[DIRECTIVE] Repeat each record exactly as written, and drop any images.
++++ MATERIAL FOR THIS EXERCISE ++++
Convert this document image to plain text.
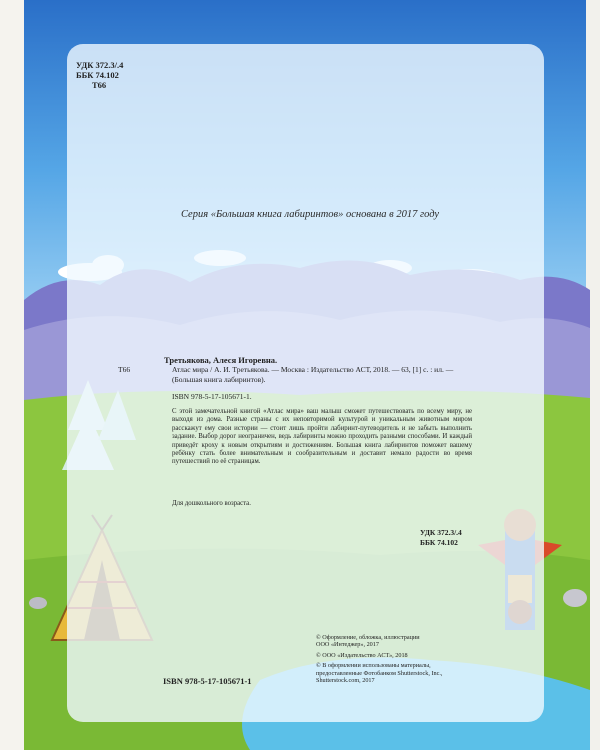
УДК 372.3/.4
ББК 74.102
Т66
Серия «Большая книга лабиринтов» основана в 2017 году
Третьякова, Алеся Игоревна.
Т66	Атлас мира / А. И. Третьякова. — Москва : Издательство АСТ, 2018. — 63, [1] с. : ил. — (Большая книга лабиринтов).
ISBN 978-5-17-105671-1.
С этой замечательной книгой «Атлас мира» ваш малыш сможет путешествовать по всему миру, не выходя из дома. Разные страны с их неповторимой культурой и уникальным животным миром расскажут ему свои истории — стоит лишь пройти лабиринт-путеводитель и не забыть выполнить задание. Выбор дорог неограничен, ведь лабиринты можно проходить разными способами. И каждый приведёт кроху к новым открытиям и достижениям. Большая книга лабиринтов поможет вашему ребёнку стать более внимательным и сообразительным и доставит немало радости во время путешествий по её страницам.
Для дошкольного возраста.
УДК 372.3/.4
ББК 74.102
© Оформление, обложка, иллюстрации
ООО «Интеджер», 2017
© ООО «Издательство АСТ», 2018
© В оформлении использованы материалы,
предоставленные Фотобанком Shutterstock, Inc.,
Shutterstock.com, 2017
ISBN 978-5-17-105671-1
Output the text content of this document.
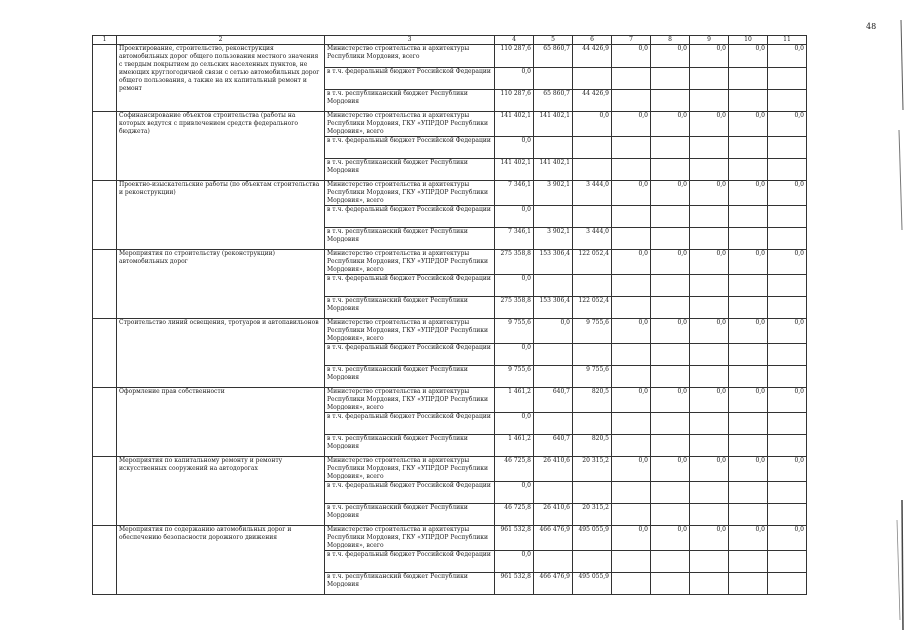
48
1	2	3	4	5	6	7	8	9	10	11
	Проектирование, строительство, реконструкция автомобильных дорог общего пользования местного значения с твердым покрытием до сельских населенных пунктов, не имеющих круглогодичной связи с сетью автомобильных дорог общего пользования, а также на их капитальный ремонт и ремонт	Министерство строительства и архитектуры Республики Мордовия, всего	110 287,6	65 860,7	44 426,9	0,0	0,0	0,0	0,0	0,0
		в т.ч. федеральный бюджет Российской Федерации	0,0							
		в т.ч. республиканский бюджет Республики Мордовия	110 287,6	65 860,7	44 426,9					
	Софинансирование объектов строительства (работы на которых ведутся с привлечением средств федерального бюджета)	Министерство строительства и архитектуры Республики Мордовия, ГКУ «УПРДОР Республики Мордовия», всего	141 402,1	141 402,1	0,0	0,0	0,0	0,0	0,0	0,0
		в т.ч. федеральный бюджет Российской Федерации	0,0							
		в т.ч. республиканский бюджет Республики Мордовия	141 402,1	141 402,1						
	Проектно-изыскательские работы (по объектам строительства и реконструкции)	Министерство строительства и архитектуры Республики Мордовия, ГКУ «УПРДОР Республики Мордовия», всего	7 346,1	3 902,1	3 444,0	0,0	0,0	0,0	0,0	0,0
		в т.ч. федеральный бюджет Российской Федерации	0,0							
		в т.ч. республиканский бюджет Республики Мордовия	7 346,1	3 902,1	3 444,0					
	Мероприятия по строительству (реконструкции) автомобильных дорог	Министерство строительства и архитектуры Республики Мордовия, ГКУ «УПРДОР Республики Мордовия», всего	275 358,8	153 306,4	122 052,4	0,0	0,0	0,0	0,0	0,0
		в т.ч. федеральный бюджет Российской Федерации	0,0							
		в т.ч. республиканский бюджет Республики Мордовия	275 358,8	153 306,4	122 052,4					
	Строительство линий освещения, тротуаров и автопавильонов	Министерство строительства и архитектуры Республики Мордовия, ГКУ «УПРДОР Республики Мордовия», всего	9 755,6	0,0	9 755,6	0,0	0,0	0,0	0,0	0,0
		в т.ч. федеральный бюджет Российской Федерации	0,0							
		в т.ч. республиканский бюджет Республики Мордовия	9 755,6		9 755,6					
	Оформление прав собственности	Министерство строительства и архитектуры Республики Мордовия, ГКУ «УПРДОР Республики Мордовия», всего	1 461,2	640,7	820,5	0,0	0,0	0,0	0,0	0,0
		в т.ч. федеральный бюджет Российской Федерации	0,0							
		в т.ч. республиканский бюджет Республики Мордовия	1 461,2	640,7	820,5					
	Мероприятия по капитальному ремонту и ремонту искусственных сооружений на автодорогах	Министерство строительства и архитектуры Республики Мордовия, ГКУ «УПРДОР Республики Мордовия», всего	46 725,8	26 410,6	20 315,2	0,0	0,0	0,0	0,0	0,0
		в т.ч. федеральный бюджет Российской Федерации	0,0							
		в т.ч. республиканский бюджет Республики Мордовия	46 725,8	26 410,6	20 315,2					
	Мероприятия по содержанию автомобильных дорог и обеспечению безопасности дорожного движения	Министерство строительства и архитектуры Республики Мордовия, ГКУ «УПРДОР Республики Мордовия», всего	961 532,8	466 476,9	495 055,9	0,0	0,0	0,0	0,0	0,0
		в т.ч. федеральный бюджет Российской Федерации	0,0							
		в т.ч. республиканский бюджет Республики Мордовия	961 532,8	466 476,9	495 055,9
++++
[EXERCISE SOLUTION]
Convert this document image to plain text.
УДК 372.3/.4
ББК 74.102
Т66
Серия «Большая книга лабиринтов» основана в 2017 году
Третьякова, Алеся Игоревна.
Т66	Атлас мира / А. И. Третьякова. — Москва : Издательство АСТ, 2018. — 63, [1] с. : ил. — (Большая книга лабиринтов).
ISBN 978-5-17-105671-1.
С этой замечательной книгой «Атлас мира» ваш малыш сможет путешествовать по всему миру, не выходя из дома. Разные страны с их неповторимой культурой и уникальным животным миром расскажут ему свои истории — стоит лишь пройти лабиринт-путеводитель и не забыть выполнить задание. Выбор дорог неограничен, ведь лабиринты можно проходить разными способами. И каждый приведёт кроху к новым открытиям и достижениям. Большая книга лабиринтов поможет вашему ребёнку стать более внимательным и сообразительным и доставит немало радости во время путешествий по её страницам.
Для дошкольного возраста.
УДК 372.3/.4
ББК 74.102
© Оформление, обложка, иллюстрации
ООО «Интеджер», 2017
© ООО «Издательство АСТ», 2018
© В оформлении использованы материалы,
предоставленные Фотобанком Shutterstock, Inc.,
Shutterstock.com, 2017
ISBN 978-5-17-105671-1
Output the text content of this document.
48
1	2	3	4	5	6	7	8	9	10	11
	Проектирование, строительство, реконструкция автомобильных дорог общего пользования местного значения с твердым покрытием до сельских населенных пунктов, не имеющих круглогодичной связи с сетью автомобильных дорог общего пользования, а также на их капитальный ремонт и ремонт	Министерство строительства и архитектуры Республики Мордовия, всего	110 287,6	65 860,7	44 426,9	0,0	0,0	0,0	0,0	0,0
		в т.ч. федеральный бюджет Российской Федерации	0,0							
		в т.ч. республиканский бюджет Республики Мордовия	110 287,6	65 860,7	44 426,9					
	Софинансирование объектов строительства (работы на которых ведутся с привлечением средств федерального бюджета)	Министерство строительства и архитектуры Республики Мордовия, ГКУ «УПРДОР Республики Мордовия», всего	141 402,1	141 402,1	0,0	0,0	0,0	0,0	0,0	0,0
		в т.ч. федеральный бюджет Российской Федерации	0,0							
		в т.ч. республиканский бюджет Республики Мордовия	141 402,1	141 402,1						
	Проектно-изыскательские работы (по объектам строительства и реконструкции)	Министерство строительства и архитектуры Республики Мордовия, ГКУ «УПРДОР Республики Мордовия», всего	7 346,1	3 902,1	3 444,0	0,0	0,0	0,0	0,0	0,0
		в т.ч. федеральный бюджет Российской Федерации	0,0							
		в т.ч. республиканский бюджет Республики Мордовия	7 346,1	3 902,1	3 444,0					
	Мероприятия по строительству (реконструкции) автомобильных дорог	Министерство строительства и архитектуры Республики Мордовия, ГКУ «УПРДОР Республики Мордовия», всего	275 358,8	153 306,4	122 052,4	0,0	0,0	0,0	0,0	0,0
		в т.ч. федеральный бюджет Российской Федерации	0,0							
		в т.ч. республиканский бюджет Республики Мордовия	275 358,8	153 306,4	122 052,4					
	Строительство линий освещения, тротуаров и автопавильонов	Министерство строительства и архитектуры Республики Мордовия, ГКУ «УПРДОР Республики Мордовия», всего	9 755,6	0,0	9 755,6	0,0	0,0	0,0	0,0	0,0
		в т.ч. федеральный бюджет Российской Федерации	0,0							
		в т.ч. республиканский бюджет Республики Мордовия	9 755,6		9 755,6					
	Оформление прав собственности	Министерство строительства и архитектуры Республики Мордовия, ГКУ «УПРДОР Республики Мордовия», всего	1 461,2	640,7	820,5	0,0	0,0	0,0	0,0	0,0
		в т.ч. федеральный бюджет Российской Федерации	0,0							
		в т.ч. республиканский бюджет Республики Мордовия	1 461,2	640,7	820,5					
	Мероприятия по капитальному ремонту и ремонту искусственных сооружений на автодорогах	Министерство строительства и архитектуры Республики Мордовия, ГКУ «УПРДОР Республики Мордовия», всего	46 725,8	26 410,6	20 315,2	0,0	0,0	0,0	0,0	0,0
		в т.ч. федеральный бюджет Российской Федерации	0,0							
		в т.ч. республиканский бюджет Республики Мордовия	46 725,8	26 410,6	20 315,2					
	Мероприятия по содержанию автомобильных дорог и обеспечению безопасности дорожного движения	Министерство строительства и архитектуры Республики Мордовия, ГКУ «УПРДОР Республики Мордовия», всего	961 532,8	466 476,9	495 055,9	0,0	0,0	0,0	0,0	0,0
		в т.ч. федеральный бюджет Российской Федерации	0,0							
		в т.ч. республиканский бюджет Республики Мордовия	961 532,8	466 476,9	495 055,9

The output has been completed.